What the task requires –
State how many lines of the data contain the word "name", and write nothing besides the number.

Given records –
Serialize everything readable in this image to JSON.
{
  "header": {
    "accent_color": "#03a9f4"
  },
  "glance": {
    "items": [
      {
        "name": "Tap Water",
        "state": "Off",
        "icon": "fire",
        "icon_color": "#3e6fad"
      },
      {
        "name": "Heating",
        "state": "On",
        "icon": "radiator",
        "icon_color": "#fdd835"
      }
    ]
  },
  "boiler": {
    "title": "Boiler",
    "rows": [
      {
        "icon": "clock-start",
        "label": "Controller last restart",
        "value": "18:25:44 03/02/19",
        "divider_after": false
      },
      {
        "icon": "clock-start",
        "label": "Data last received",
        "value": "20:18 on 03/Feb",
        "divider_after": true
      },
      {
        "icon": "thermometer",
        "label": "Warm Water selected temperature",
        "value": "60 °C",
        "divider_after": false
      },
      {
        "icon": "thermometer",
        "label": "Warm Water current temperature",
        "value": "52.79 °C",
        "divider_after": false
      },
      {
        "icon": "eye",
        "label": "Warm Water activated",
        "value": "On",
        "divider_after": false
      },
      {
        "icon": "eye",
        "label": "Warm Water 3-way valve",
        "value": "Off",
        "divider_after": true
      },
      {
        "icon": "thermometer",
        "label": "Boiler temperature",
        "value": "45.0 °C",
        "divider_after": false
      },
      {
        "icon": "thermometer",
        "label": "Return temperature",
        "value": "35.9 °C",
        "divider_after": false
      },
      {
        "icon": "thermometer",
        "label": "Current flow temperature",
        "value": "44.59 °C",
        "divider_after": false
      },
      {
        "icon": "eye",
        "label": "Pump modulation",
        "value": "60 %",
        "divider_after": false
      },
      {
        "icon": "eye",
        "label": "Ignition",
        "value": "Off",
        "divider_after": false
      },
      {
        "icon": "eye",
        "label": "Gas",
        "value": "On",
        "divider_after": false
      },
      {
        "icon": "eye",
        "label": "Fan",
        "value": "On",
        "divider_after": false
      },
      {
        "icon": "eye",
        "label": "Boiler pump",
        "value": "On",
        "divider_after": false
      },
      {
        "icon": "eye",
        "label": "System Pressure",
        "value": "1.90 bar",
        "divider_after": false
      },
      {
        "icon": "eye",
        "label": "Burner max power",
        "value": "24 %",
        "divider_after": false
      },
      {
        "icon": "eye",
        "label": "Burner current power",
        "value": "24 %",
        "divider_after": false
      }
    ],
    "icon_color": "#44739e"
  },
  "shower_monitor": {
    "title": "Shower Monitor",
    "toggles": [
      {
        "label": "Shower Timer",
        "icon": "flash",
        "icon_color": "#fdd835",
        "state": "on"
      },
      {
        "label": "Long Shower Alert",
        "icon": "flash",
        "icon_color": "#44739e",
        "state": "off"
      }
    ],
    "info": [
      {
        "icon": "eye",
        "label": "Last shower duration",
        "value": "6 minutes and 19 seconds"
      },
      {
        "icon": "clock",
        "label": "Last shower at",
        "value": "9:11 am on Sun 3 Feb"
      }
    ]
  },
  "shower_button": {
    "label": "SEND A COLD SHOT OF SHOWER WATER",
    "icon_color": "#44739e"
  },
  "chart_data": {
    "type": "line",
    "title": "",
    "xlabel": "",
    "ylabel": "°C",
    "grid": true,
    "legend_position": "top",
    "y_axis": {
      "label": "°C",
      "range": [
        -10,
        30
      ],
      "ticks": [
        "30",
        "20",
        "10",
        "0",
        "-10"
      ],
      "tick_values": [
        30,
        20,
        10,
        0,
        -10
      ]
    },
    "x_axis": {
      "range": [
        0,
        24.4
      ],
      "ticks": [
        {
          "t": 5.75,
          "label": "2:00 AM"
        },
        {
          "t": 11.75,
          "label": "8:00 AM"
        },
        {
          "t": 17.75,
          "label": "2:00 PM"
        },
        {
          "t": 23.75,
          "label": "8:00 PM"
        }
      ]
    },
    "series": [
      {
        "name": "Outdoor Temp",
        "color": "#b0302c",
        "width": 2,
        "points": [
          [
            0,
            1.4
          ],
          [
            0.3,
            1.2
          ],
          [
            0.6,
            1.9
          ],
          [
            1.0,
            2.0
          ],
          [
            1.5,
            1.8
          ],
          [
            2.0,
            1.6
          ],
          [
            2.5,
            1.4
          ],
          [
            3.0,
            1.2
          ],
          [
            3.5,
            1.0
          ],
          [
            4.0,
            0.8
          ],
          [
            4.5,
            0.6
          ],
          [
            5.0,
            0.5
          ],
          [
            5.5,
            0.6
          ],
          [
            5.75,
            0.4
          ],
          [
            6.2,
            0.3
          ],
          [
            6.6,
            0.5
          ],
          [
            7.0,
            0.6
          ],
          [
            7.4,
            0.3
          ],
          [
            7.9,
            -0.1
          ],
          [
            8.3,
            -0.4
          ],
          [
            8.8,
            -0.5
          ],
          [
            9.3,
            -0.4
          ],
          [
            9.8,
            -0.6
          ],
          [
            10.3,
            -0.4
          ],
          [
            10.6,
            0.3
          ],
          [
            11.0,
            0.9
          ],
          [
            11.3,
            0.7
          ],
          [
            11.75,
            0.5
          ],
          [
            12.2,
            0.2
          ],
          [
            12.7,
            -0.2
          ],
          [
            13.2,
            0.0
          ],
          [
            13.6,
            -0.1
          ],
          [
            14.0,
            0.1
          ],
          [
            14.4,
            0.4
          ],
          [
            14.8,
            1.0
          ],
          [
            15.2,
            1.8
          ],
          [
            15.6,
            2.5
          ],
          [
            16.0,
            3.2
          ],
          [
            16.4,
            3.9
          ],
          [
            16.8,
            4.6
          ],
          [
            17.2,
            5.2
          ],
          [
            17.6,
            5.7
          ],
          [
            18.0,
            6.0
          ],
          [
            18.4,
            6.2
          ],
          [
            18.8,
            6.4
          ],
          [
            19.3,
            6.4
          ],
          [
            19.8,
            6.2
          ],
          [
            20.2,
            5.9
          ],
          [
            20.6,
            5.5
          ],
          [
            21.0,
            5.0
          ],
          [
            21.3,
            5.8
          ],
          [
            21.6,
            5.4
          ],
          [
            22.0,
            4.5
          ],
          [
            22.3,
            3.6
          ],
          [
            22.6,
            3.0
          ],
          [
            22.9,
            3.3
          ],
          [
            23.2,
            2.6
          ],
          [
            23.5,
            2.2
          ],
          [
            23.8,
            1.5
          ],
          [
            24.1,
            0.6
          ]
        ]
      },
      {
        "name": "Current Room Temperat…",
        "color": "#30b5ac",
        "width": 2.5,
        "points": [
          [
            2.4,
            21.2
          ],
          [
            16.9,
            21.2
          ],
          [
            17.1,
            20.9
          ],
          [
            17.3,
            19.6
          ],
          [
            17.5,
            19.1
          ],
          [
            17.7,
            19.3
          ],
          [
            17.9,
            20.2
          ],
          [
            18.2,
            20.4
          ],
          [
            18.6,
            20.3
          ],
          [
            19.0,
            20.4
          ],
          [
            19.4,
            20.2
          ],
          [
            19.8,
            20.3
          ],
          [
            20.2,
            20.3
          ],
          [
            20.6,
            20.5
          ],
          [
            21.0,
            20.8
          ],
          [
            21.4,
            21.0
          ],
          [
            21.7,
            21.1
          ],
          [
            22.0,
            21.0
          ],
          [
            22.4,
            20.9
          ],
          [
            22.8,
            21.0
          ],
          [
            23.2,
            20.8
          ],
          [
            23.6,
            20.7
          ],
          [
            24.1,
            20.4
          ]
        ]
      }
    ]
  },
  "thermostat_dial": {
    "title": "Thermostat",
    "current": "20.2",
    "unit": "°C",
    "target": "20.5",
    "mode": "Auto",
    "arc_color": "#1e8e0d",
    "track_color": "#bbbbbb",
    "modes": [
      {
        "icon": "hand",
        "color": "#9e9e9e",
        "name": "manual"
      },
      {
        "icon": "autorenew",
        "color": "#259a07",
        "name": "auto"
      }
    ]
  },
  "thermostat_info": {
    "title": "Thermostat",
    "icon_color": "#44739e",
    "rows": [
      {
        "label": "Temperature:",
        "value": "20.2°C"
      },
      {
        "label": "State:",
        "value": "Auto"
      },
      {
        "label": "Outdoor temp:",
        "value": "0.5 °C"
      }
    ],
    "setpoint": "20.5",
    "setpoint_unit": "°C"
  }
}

Full response –
6